__Provided data__:
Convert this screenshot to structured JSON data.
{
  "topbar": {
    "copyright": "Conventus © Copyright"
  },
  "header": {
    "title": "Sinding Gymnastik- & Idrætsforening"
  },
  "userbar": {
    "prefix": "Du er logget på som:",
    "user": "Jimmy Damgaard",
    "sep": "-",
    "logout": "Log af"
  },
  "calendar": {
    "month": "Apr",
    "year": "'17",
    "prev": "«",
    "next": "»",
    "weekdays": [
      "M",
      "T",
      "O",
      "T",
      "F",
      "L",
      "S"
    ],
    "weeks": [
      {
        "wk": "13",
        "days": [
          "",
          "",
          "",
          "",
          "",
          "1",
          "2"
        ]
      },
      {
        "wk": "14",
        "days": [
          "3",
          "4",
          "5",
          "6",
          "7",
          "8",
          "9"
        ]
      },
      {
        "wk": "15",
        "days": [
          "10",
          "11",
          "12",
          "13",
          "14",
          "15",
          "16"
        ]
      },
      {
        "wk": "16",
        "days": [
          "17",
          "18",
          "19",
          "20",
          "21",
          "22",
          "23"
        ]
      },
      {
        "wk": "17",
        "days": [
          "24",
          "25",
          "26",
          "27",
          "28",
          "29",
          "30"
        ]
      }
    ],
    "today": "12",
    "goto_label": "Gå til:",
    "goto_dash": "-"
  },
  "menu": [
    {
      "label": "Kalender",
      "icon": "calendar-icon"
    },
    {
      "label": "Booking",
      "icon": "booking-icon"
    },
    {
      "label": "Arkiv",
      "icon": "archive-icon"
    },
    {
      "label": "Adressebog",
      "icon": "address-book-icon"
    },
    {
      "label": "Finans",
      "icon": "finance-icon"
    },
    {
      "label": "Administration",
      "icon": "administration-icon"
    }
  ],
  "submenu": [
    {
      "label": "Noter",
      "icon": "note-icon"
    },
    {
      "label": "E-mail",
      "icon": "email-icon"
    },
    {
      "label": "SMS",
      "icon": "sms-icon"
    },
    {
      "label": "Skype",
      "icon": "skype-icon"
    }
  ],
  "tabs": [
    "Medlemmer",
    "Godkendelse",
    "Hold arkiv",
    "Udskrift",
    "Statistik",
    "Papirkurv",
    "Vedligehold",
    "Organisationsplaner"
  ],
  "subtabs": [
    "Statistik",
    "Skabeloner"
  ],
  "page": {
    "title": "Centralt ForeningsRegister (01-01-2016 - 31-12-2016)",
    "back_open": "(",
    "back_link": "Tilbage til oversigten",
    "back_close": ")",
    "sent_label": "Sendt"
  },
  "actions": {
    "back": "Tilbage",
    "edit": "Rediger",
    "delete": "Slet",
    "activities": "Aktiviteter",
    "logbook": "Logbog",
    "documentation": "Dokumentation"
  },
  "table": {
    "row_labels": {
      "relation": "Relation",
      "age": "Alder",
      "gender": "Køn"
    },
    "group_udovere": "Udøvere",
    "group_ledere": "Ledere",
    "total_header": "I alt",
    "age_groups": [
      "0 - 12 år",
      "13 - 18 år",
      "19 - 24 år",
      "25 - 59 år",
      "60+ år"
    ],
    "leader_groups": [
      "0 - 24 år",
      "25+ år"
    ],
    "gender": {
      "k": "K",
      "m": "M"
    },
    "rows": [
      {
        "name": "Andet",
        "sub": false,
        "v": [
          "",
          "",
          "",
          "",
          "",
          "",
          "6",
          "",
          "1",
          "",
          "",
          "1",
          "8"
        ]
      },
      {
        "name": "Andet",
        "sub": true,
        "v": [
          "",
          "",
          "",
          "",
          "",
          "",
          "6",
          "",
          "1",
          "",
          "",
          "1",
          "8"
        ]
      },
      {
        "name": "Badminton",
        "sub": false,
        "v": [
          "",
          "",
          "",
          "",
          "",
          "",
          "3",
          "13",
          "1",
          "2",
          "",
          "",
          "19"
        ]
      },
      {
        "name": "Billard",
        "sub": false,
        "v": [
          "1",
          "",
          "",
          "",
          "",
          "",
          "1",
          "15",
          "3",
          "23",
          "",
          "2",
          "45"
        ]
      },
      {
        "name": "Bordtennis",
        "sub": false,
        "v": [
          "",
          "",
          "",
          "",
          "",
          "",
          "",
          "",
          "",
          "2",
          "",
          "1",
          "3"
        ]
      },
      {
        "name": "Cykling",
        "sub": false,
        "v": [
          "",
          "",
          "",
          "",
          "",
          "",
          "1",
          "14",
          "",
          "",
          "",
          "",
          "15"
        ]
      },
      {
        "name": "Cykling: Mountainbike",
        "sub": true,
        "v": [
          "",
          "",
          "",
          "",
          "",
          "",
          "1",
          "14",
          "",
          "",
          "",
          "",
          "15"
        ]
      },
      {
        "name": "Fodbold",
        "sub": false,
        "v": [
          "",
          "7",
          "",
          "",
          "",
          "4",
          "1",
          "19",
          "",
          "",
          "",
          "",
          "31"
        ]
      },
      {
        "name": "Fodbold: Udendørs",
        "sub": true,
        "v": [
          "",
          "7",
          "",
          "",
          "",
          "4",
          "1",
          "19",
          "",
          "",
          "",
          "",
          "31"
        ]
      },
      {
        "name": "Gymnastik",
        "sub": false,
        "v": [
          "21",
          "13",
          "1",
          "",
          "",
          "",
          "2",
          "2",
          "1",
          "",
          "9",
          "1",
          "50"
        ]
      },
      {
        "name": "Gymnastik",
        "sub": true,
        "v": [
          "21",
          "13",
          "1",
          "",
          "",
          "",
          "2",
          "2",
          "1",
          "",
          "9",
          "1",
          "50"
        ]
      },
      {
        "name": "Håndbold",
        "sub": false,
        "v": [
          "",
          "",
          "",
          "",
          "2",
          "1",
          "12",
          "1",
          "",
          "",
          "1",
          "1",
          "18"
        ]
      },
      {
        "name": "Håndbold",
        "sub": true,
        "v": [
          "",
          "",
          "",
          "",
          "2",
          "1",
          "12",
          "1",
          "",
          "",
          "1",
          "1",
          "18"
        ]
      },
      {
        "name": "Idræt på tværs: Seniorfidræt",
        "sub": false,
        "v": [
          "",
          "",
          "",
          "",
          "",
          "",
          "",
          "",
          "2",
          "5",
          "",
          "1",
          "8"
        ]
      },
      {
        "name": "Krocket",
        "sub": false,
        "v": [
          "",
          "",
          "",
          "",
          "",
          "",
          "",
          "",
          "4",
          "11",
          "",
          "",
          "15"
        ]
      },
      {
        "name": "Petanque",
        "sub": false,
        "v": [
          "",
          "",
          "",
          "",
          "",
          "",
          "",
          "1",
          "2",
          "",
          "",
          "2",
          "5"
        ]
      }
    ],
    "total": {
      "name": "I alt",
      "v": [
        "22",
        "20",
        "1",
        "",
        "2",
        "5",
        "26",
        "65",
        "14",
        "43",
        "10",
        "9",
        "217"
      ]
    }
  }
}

---

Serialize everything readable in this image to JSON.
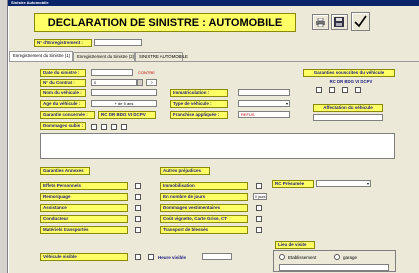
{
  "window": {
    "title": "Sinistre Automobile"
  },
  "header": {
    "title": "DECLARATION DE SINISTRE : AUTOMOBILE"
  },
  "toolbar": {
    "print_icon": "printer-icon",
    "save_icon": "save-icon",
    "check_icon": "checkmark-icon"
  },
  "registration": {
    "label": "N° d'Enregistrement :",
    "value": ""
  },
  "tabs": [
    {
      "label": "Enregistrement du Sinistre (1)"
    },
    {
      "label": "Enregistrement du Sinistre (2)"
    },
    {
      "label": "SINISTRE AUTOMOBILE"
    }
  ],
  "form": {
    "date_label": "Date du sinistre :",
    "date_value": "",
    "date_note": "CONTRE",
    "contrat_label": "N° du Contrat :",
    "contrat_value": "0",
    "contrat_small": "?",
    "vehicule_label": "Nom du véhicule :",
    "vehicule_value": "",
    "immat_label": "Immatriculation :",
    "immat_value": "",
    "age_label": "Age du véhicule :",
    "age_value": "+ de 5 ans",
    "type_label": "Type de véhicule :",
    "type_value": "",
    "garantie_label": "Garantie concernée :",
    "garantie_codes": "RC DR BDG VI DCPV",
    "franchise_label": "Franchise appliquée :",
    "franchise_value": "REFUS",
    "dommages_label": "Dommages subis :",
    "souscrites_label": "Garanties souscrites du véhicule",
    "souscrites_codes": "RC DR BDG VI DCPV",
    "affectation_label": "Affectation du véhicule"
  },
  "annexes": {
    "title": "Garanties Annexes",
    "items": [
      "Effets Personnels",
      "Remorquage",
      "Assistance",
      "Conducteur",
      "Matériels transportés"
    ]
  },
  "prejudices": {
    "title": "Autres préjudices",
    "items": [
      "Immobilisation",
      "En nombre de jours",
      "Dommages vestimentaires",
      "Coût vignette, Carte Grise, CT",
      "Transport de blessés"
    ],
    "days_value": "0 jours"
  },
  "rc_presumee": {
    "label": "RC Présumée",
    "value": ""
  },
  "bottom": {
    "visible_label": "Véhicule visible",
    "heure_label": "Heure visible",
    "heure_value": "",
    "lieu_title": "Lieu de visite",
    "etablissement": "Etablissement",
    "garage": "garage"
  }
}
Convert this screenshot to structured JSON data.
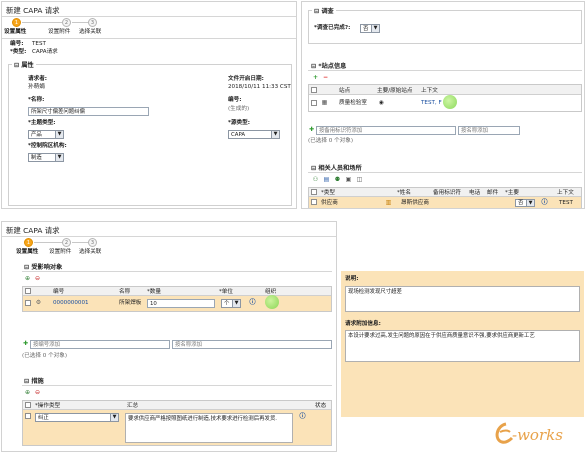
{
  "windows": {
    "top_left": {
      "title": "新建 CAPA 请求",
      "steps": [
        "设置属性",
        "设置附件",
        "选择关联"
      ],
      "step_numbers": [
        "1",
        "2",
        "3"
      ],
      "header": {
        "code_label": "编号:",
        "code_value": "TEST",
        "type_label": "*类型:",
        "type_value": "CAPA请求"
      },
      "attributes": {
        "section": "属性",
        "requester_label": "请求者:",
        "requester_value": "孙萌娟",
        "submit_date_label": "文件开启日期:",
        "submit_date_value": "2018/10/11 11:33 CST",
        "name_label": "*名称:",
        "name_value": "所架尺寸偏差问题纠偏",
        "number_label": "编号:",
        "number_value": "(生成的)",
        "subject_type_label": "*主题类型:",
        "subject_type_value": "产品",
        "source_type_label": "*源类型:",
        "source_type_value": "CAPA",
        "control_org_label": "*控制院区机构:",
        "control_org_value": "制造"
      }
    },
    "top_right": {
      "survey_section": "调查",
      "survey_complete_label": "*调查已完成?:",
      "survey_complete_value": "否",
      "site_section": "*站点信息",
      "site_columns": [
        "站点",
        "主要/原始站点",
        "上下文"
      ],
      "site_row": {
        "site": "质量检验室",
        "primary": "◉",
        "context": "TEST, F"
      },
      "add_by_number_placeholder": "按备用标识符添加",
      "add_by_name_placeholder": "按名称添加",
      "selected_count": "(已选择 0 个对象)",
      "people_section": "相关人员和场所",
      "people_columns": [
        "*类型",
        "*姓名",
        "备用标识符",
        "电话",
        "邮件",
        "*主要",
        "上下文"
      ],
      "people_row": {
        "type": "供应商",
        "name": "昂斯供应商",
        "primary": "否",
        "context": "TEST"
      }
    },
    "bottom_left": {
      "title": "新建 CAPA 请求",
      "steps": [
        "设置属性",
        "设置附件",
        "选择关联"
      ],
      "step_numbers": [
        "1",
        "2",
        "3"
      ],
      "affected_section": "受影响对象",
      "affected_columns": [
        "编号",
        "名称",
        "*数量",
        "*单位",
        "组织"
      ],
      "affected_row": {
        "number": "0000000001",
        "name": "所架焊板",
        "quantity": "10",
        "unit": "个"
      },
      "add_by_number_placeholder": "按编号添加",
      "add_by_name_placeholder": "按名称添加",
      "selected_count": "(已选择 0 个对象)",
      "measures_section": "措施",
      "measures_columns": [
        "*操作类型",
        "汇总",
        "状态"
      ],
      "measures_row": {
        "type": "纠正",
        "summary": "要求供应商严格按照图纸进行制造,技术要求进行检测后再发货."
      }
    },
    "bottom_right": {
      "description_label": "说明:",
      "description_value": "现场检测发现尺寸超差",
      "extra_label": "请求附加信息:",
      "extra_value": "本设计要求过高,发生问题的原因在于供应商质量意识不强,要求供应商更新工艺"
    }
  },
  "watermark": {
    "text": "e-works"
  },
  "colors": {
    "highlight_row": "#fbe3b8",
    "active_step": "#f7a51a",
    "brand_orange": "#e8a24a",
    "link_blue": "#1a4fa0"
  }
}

--

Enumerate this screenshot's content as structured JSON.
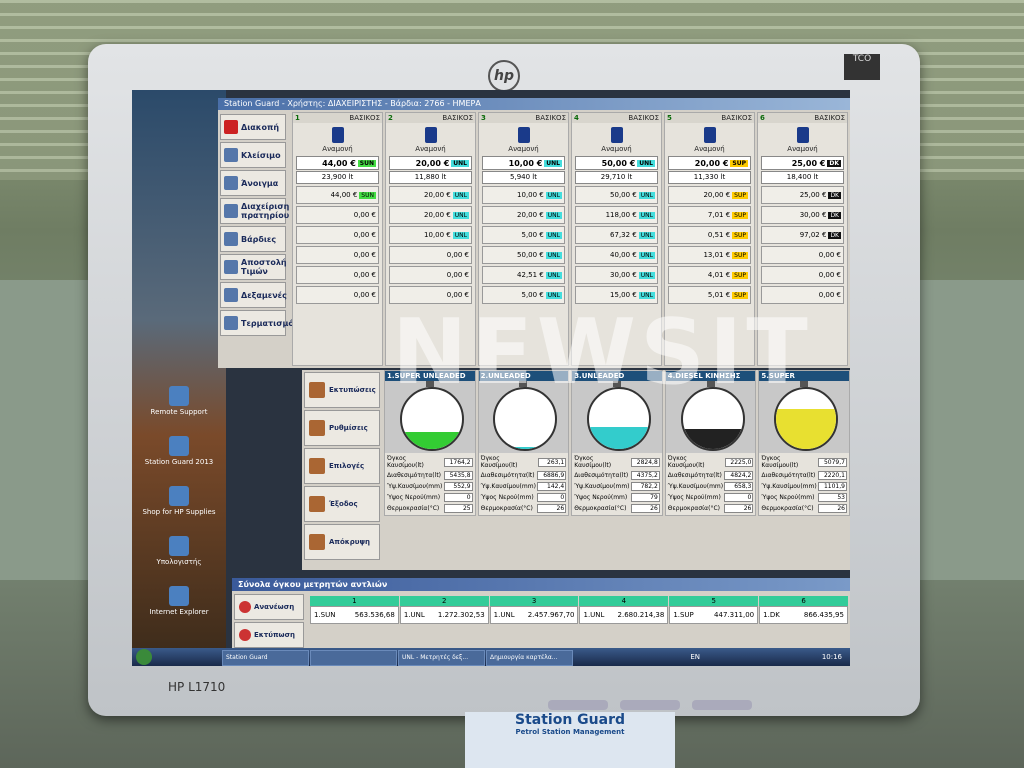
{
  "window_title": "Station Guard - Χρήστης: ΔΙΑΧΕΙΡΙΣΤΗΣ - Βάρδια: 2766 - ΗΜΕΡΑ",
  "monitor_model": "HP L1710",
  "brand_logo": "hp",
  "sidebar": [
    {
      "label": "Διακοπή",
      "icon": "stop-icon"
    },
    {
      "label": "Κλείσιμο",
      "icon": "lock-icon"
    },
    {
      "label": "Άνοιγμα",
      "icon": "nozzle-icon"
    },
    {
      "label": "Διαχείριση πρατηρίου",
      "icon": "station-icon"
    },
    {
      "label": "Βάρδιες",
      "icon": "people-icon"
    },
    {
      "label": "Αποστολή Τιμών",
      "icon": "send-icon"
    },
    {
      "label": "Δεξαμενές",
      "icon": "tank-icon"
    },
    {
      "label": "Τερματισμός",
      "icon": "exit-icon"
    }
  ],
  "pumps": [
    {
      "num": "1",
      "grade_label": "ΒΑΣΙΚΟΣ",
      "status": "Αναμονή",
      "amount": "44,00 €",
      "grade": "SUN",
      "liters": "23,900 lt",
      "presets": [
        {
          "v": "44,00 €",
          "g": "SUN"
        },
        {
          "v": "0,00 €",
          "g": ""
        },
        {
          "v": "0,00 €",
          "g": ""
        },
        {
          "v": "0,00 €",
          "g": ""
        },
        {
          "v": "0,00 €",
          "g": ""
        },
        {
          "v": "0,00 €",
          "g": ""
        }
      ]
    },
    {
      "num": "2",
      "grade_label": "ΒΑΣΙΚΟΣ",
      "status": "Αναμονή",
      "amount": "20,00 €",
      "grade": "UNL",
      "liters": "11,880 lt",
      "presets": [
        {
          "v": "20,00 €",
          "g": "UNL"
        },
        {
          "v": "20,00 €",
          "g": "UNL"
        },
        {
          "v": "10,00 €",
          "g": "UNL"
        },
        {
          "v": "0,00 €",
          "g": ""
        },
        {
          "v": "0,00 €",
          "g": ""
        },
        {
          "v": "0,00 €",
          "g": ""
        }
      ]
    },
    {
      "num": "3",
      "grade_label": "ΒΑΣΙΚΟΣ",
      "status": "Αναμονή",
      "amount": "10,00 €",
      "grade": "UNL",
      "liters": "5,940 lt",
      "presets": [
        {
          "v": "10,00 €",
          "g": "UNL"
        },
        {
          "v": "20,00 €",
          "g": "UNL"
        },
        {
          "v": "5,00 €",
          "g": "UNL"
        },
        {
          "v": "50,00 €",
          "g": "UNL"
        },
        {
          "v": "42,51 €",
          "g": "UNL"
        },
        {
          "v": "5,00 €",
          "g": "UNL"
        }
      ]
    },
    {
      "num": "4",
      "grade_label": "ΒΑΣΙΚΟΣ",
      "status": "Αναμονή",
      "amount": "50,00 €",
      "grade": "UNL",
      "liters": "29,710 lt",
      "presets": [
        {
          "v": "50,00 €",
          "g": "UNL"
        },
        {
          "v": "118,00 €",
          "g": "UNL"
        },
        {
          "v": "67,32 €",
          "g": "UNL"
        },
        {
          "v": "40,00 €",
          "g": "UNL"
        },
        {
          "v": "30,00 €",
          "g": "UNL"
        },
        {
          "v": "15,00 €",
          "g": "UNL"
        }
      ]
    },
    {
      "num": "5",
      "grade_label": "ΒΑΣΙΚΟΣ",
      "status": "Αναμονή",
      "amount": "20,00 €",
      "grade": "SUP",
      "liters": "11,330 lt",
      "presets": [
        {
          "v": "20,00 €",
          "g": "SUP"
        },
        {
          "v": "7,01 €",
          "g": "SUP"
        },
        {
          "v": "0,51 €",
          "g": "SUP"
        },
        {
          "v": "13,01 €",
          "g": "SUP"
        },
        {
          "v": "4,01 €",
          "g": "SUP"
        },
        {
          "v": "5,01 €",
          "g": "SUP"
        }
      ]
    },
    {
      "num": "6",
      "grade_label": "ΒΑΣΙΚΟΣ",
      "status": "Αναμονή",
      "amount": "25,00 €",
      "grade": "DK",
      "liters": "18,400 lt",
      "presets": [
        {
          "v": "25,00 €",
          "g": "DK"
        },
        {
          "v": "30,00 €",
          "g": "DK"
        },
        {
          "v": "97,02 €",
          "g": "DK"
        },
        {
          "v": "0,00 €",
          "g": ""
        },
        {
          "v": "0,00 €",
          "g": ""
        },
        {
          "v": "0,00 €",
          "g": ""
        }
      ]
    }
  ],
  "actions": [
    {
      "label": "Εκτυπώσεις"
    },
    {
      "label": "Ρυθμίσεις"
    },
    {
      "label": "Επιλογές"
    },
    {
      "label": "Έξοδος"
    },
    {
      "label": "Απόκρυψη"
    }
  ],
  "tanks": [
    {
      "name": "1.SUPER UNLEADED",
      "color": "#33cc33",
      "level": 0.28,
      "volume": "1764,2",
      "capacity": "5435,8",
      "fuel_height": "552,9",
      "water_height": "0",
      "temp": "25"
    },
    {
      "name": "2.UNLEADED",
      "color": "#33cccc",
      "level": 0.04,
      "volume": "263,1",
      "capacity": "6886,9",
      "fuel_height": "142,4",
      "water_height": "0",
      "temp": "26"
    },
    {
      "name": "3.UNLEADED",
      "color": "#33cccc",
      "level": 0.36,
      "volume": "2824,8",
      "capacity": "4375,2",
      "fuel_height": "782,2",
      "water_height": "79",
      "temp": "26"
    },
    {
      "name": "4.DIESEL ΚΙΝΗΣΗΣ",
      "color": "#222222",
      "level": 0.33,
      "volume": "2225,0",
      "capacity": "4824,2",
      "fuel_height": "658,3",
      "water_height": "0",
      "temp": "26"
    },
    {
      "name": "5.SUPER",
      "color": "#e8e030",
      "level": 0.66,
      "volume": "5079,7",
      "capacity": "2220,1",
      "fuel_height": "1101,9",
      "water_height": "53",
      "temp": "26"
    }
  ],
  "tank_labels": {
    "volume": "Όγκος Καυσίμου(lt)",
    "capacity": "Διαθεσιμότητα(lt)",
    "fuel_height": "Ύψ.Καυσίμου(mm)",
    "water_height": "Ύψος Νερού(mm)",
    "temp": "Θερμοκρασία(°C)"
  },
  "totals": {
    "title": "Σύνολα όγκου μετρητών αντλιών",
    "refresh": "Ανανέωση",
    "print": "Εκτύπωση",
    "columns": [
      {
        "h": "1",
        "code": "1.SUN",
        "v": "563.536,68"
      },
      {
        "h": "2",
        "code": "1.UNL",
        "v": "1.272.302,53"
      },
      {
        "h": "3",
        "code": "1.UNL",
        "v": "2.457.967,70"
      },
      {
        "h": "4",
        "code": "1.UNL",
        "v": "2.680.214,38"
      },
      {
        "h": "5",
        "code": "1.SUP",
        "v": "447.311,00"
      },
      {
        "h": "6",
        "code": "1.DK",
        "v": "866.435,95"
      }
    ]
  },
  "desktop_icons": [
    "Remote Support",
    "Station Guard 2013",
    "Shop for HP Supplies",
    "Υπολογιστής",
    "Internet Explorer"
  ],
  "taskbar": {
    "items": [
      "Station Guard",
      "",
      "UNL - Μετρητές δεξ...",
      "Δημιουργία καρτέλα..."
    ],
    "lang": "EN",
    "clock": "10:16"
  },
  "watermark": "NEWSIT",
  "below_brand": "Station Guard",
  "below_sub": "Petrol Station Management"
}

__Task instructions__: Count the lines of the material that include the word "Garanties", then state only the total.

__Complete answer__: 2